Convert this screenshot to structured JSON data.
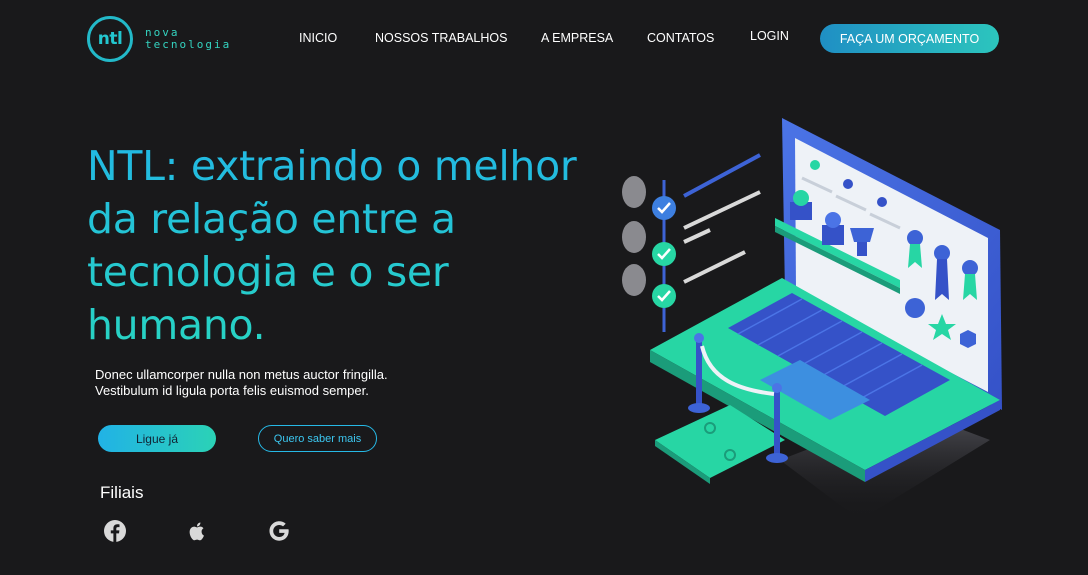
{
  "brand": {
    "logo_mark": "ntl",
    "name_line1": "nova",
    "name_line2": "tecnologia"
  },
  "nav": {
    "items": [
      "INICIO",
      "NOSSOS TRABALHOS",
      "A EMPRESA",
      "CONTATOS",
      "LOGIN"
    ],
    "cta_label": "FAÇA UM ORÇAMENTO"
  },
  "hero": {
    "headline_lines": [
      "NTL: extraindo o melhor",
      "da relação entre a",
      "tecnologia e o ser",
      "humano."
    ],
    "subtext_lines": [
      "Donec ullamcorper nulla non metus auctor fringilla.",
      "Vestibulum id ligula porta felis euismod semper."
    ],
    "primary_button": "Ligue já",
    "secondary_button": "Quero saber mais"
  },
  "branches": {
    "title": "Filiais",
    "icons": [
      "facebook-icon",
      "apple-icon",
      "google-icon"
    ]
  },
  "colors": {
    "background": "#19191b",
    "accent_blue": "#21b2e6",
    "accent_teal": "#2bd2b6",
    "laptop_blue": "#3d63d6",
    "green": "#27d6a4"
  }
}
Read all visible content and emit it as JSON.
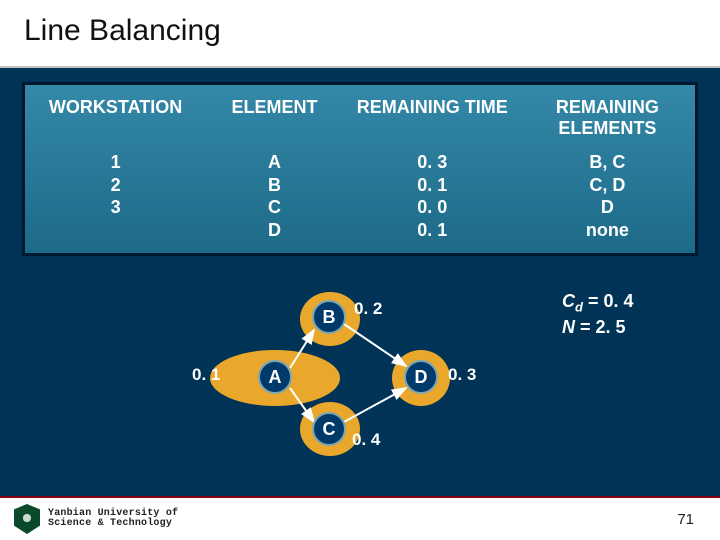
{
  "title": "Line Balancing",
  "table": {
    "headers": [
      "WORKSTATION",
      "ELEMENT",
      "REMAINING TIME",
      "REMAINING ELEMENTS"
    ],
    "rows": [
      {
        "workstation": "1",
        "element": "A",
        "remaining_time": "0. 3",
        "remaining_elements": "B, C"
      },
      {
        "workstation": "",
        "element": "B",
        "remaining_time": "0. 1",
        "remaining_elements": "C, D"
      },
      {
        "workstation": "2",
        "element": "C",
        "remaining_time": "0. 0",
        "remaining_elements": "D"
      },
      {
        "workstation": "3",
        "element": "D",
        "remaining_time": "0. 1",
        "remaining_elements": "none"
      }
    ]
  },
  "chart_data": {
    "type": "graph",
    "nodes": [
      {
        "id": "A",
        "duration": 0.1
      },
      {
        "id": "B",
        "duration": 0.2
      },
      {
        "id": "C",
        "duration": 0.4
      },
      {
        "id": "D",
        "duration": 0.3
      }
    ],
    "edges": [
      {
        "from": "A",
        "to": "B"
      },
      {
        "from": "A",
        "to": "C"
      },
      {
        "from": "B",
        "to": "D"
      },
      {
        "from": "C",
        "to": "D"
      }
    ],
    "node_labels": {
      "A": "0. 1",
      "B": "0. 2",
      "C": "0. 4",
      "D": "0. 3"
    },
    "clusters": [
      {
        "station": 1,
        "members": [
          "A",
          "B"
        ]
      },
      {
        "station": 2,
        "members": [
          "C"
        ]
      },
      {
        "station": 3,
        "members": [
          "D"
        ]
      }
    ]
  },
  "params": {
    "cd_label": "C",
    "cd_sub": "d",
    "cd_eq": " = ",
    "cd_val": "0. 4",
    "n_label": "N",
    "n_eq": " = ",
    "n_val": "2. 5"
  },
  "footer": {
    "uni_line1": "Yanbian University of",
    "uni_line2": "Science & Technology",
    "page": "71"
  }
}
______________________________
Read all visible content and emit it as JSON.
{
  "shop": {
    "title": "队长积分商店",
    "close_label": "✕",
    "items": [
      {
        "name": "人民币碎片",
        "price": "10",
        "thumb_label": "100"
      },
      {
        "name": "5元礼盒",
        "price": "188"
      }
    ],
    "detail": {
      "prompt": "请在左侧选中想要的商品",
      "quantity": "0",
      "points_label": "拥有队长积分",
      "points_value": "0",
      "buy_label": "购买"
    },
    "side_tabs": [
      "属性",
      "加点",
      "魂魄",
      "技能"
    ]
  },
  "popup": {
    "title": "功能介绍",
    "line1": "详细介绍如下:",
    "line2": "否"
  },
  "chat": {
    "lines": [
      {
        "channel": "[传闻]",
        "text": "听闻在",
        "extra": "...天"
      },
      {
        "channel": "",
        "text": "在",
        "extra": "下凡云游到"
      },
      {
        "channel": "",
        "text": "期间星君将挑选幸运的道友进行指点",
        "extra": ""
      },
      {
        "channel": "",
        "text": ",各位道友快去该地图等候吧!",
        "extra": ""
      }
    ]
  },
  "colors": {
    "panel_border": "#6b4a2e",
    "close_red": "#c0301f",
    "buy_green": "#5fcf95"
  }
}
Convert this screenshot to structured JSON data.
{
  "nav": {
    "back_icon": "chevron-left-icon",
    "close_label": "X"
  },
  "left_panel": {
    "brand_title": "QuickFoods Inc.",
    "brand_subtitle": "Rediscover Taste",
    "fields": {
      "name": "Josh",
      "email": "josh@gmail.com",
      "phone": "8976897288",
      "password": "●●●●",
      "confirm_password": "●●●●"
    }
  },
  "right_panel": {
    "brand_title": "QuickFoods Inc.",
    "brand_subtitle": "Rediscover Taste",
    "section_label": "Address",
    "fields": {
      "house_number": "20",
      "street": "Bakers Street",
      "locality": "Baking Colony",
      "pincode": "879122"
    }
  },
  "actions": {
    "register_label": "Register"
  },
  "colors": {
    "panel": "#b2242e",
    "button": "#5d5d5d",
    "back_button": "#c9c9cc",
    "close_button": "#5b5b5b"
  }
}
______________________________
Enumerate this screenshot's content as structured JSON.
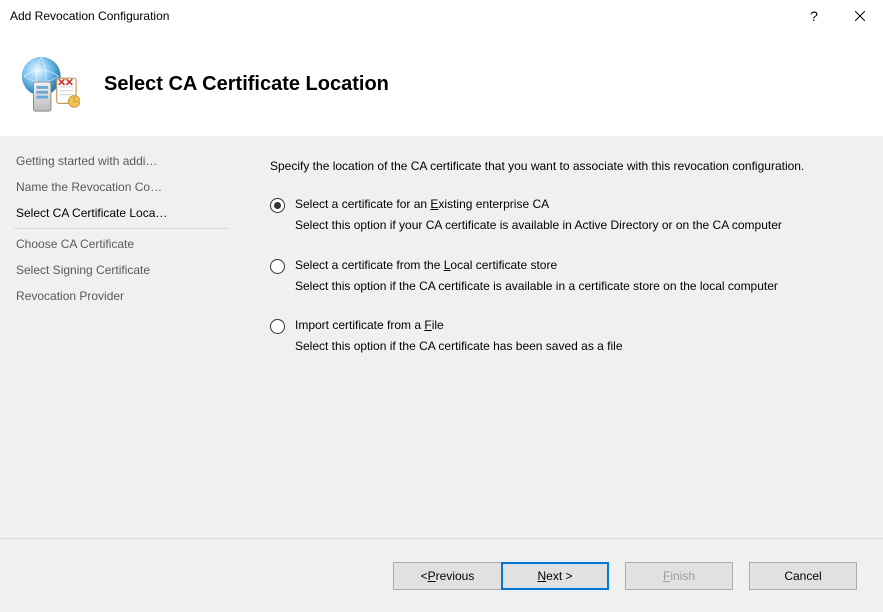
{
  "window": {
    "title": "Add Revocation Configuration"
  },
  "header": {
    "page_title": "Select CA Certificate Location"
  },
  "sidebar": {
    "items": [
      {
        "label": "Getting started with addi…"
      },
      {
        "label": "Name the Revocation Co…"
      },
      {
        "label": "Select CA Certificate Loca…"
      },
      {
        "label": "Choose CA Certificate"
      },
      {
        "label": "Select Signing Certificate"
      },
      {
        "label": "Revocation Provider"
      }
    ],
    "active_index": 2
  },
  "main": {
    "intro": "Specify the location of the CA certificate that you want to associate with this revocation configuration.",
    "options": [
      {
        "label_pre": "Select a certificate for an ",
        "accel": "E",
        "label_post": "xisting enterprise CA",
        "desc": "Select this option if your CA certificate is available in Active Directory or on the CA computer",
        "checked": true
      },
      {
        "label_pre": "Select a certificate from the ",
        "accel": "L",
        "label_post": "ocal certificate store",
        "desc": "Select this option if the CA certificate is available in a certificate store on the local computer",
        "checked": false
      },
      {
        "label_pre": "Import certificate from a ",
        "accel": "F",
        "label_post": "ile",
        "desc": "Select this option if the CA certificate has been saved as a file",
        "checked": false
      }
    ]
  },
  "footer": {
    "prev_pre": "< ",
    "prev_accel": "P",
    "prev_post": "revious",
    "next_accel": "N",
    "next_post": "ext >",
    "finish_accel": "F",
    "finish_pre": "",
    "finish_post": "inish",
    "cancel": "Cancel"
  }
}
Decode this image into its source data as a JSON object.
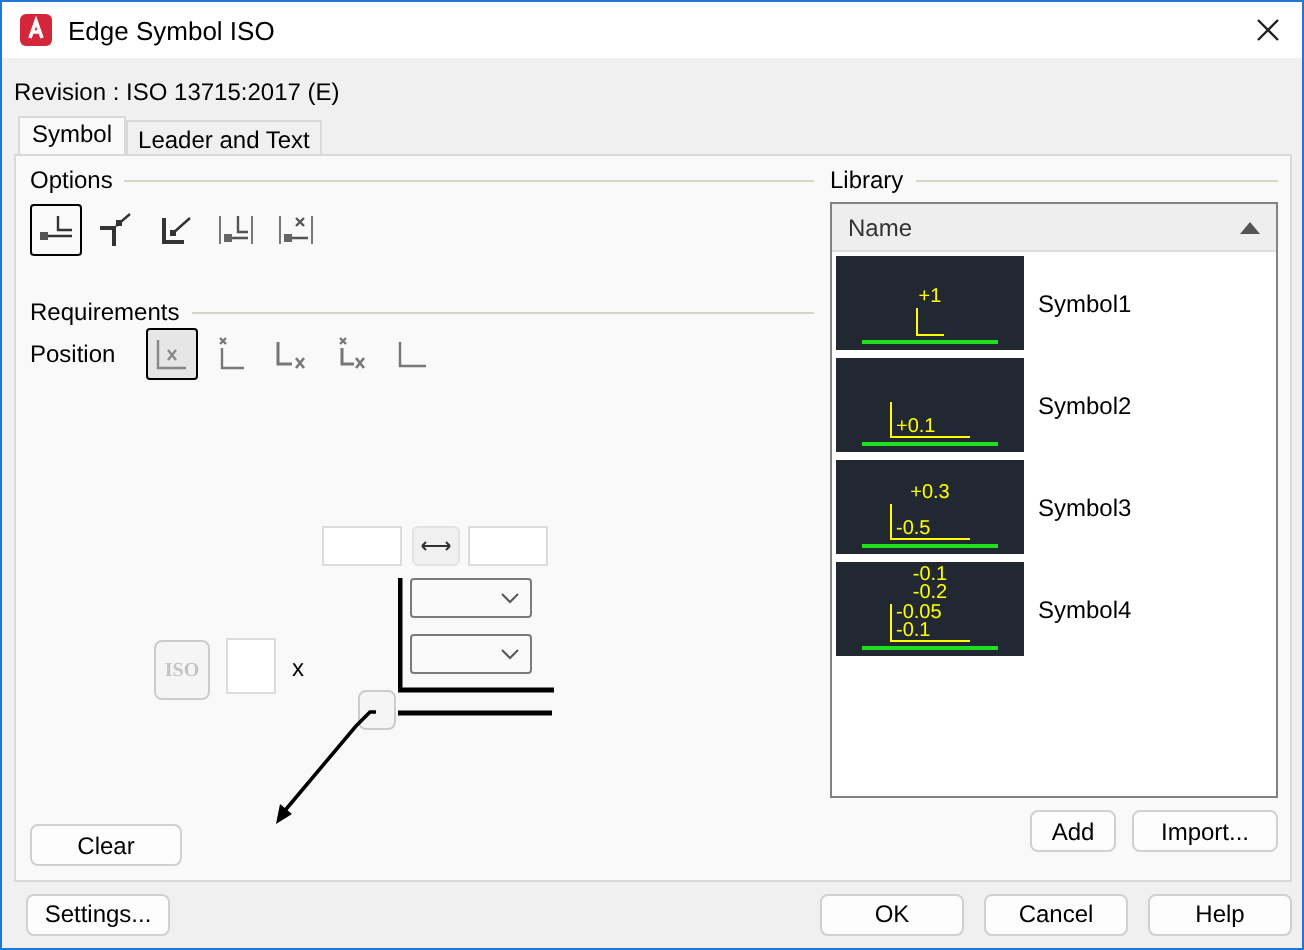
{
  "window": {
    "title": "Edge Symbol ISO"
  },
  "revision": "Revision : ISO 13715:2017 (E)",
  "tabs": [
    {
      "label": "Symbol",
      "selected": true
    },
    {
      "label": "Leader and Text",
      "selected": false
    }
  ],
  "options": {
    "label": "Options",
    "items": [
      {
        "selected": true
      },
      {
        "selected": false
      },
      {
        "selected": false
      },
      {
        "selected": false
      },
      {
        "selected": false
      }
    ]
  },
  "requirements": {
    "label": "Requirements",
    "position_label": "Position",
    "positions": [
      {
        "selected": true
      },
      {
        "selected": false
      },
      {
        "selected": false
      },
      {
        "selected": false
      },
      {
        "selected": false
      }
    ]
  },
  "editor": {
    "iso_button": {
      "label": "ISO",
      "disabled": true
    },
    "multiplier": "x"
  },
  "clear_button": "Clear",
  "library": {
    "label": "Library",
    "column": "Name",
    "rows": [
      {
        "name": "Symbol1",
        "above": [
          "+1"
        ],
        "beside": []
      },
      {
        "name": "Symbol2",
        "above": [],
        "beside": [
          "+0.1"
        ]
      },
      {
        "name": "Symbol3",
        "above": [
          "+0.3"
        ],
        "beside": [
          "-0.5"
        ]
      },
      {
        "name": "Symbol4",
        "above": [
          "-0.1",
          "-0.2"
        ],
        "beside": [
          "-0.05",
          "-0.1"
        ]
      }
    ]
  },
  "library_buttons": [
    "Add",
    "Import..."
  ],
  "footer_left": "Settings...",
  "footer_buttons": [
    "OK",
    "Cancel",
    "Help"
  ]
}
______________________________
*AIM OF THE EXERCISE*
How many lines of the data hold the string "store"? Reply with the number alone.

*CORRECT RESPONSE*
2